_PROBLEM REQUIREMENTS_
Collect the lines of the entries where "City" shows up.

_AVAILABLE DATA_
● ● ● ● ● ● ●

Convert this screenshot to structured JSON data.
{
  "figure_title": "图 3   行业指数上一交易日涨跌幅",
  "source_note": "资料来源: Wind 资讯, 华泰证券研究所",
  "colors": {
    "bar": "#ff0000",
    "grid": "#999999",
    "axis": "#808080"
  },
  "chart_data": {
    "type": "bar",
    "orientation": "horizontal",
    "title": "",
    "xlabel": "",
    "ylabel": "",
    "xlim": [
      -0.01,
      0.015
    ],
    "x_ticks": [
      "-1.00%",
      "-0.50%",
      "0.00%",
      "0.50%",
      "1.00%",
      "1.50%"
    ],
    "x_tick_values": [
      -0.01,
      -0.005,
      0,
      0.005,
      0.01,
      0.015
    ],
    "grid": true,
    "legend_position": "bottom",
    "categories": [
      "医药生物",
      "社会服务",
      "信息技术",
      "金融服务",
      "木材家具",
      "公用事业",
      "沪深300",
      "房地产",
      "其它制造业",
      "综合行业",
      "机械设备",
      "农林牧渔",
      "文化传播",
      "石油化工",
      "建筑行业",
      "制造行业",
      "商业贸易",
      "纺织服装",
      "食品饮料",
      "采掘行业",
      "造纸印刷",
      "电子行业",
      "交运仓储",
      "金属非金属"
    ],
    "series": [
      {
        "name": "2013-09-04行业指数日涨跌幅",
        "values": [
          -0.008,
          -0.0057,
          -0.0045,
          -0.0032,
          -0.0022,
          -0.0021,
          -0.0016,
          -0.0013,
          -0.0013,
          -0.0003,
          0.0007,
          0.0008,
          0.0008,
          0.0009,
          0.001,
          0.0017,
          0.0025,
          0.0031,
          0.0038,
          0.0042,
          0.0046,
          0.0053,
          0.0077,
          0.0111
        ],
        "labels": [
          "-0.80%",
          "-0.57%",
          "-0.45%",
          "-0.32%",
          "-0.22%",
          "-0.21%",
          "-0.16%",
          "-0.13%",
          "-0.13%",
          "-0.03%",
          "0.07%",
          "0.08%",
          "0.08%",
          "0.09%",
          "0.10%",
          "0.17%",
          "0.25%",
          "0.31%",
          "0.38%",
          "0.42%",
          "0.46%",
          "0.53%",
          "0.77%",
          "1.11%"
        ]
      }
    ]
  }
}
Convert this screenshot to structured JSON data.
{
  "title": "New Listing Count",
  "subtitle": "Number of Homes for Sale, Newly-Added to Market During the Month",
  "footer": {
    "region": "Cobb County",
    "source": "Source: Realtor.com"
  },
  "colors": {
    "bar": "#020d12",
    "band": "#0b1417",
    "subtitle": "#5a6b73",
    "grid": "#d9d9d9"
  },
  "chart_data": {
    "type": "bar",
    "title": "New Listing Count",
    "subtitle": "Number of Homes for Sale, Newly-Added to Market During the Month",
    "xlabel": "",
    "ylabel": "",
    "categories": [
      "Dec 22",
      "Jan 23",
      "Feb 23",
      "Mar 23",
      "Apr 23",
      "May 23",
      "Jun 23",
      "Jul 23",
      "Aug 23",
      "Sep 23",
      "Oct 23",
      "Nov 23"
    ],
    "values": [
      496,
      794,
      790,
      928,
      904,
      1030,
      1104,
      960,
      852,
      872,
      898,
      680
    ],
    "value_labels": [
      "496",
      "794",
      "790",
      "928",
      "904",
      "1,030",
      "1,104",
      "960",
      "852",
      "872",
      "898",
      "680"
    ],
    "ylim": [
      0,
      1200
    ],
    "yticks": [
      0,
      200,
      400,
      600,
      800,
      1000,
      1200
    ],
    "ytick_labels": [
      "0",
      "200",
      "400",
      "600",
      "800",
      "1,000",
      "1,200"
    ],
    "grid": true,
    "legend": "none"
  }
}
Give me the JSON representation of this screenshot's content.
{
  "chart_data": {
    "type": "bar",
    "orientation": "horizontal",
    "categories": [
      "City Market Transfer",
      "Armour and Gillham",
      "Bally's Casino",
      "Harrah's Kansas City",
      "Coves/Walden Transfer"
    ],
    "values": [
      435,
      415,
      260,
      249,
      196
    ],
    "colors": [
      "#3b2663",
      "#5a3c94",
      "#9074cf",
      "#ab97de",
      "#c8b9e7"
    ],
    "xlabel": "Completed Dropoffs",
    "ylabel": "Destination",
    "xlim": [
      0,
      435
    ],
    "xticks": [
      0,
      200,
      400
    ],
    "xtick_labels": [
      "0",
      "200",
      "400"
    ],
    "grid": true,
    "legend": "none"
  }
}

● ● ● ● ● ● ●

_THE REPLY_
      "City Market Transfer",
      "Harrah's Kansas City",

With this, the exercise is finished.